▸ Assignment:
Please reproduce, word for word, the portion of the CloudFormation and Terraform comparison between "I have worked" and "and New Relic.", inclusive.

▸ Exercise text:
-- -- --

Did you know that you can navigate the posts by swiping left and right?
CloudFormation VS Terraform
The most reliable way to automate creating, updating and deleting your cloud resources is to describe the target state of your infrastructure and use a tool to apply it to the current state of your infrastructure. CloudFormation and Terraform are the most valuable tools to implement Infrastructure as Code on AWS.
I have worked with CloudFormation and Terraform in various projects. You will learn about the differences between CloudFormation and Terraform during this article.
Before we start, both tools are following a very similar approach.
Scope
CloudFormation covers almost all bits and parts of AWS. Terraform covers the most important AWS resources as well. But on top of that Terraform can provision infrastructure at other cloud providers as well as 3rd party services. A shortened list of vendors supported by Terraform: Bitbucket, Datadog, DigitalOcean, Fastly, GitHubm, Gitlab, Google Cloud, Heroku, OpenStack, Mailgun, Microsoft Azure, and New Relic.
Depending on your infrastructure a big or at least small plus for Terraform.
Licence and Support
CloudFormation is a service offered by AWS for free. The AWS support plans include support for CloudFormation.
Terraform is an Open Source project. Hashicorp, the company behind Terraform, is offering support plans as well.
When already subscribed to an AWS support plan, that might be a plus for CloudFormation. If you prefer Open Source that is a plus for Terraform.
State Management
Both tools need to keep track of all the resources under management. CloudFormation is managing its state with so called stacks. By default, Terraform is storing its state on disk. Terraform is offering remote state as well, for example, based on S3 and DynamoDB. It is advisable to use remote state when multiple users are working on the same infrastructure in parallel.

-- -- --

▸ Data extracts:
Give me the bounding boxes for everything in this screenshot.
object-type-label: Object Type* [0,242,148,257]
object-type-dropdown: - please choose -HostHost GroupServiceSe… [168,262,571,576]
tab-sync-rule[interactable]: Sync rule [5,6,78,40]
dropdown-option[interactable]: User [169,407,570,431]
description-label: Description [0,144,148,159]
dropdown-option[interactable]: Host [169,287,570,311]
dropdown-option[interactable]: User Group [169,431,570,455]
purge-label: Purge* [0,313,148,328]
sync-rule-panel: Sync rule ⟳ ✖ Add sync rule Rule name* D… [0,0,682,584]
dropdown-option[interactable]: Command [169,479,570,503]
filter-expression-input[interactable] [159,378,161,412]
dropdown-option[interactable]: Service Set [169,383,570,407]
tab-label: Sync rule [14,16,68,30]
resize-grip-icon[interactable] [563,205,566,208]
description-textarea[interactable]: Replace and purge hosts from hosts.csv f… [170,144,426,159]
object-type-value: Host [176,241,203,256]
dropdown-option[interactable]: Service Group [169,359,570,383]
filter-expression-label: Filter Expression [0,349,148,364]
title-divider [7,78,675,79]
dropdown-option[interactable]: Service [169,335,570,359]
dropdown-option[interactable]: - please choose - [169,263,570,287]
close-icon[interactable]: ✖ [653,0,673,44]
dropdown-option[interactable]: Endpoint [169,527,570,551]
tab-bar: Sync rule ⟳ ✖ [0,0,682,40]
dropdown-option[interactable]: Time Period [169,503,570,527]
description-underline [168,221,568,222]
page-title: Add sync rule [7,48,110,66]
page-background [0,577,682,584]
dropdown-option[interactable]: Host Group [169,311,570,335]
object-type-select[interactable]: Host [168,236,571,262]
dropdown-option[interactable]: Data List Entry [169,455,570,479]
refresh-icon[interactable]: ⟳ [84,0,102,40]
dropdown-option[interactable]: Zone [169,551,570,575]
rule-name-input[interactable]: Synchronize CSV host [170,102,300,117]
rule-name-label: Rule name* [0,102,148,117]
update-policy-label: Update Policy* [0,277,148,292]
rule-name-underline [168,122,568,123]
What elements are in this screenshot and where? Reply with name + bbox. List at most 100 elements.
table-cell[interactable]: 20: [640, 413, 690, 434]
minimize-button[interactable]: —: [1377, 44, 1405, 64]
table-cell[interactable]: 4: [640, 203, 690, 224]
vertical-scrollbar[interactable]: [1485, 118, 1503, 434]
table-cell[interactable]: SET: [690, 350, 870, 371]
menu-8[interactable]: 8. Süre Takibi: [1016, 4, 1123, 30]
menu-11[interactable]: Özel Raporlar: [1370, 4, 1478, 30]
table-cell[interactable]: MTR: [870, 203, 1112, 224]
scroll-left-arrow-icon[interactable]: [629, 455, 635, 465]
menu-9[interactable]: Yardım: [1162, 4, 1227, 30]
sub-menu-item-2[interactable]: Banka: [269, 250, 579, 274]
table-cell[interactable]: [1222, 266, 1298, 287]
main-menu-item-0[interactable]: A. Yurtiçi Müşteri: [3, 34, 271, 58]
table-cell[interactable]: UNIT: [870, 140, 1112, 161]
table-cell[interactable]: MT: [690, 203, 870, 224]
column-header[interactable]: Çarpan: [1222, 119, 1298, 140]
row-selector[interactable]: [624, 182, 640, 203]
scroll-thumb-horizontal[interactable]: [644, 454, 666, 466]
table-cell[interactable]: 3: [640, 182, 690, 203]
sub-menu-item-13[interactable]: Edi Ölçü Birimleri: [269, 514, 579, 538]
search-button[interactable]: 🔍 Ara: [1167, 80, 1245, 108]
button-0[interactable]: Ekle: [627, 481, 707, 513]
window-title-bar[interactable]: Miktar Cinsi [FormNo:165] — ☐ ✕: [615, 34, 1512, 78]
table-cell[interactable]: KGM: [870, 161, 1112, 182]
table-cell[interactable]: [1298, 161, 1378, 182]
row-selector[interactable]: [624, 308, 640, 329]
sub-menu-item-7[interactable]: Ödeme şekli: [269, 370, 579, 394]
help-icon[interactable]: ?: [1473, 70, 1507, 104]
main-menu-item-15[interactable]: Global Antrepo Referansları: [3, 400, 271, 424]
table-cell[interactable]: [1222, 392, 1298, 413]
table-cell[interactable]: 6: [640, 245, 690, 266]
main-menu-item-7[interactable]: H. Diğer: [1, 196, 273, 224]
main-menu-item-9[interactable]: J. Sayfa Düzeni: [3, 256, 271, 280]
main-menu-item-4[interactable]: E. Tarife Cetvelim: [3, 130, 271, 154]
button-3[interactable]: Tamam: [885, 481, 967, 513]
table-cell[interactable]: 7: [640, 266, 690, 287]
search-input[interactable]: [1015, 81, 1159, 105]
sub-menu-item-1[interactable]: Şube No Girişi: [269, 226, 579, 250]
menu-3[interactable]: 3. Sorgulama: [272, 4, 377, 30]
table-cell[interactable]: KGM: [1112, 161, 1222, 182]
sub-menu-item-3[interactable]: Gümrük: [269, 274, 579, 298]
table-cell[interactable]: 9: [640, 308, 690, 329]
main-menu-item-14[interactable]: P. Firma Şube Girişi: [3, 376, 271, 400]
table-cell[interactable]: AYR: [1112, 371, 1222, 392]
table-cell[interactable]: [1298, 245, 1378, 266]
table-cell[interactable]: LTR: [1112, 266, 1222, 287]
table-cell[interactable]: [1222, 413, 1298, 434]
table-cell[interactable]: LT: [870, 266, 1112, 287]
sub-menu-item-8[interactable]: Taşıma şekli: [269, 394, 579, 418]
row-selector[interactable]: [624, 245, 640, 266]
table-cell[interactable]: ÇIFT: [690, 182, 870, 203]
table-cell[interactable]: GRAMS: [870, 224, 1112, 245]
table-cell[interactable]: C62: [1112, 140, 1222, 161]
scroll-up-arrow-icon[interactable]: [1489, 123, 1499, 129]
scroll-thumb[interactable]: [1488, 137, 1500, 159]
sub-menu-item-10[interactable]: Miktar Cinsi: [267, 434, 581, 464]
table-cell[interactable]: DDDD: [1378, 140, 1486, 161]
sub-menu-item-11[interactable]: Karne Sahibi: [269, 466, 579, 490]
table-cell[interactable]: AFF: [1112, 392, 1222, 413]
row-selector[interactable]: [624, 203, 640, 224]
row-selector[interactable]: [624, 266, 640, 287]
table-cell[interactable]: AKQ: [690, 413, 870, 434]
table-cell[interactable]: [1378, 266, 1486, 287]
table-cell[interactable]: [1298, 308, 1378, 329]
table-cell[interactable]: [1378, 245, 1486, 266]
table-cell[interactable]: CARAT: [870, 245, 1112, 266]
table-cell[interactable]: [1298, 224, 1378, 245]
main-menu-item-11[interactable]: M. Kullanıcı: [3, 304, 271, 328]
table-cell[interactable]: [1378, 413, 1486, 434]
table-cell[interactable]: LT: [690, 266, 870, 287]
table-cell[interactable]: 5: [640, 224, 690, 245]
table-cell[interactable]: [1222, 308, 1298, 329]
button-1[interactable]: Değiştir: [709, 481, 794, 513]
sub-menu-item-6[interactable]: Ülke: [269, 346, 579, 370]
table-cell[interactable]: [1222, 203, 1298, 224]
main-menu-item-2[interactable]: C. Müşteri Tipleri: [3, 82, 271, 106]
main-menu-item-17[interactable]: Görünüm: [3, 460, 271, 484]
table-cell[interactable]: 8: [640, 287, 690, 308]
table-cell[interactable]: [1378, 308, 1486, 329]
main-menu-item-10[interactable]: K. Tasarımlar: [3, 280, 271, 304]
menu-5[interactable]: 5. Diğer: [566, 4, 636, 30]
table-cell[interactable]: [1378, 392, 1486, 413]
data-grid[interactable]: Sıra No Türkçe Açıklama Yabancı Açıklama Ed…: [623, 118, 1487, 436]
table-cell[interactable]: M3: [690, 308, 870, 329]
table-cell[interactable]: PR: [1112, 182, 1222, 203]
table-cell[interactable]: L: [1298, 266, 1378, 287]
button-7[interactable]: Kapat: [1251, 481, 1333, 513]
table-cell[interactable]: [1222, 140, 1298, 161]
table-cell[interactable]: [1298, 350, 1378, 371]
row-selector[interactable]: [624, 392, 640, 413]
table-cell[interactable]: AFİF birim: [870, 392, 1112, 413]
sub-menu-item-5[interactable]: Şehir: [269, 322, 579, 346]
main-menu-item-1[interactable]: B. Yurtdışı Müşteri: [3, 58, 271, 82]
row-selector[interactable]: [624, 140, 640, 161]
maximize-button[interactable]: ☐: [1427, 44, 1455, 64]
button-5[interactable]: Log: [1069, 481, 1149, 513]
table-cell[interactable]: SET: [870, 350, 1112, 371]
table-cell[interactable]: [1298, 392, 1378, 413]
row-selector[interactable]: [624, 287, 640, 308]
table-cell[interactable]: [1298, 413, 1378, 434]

-- -- --

▸ Response:
I have worked with CloudFormation and Terraform in various projects. You will learn about the differences between CloudFormation and Terraform during this article.
Before we start, both tools are following a very similar approach.
Scope
CloudFormation covers almost all bits and parts of AWS. Terraform covers the most important AWS resources as well. But on top of that Terraform can provision infrastructure at other cloud providers as well as 3rd party services. A shortened list of vendors supported by Terraform: Bitbucket, Datadog, DigitalOcean, Fastly, GitHubm, Gitlab, Google Cloud, Heroku, OpenStack, Mailgun, Microsoft Azure, and New Relic.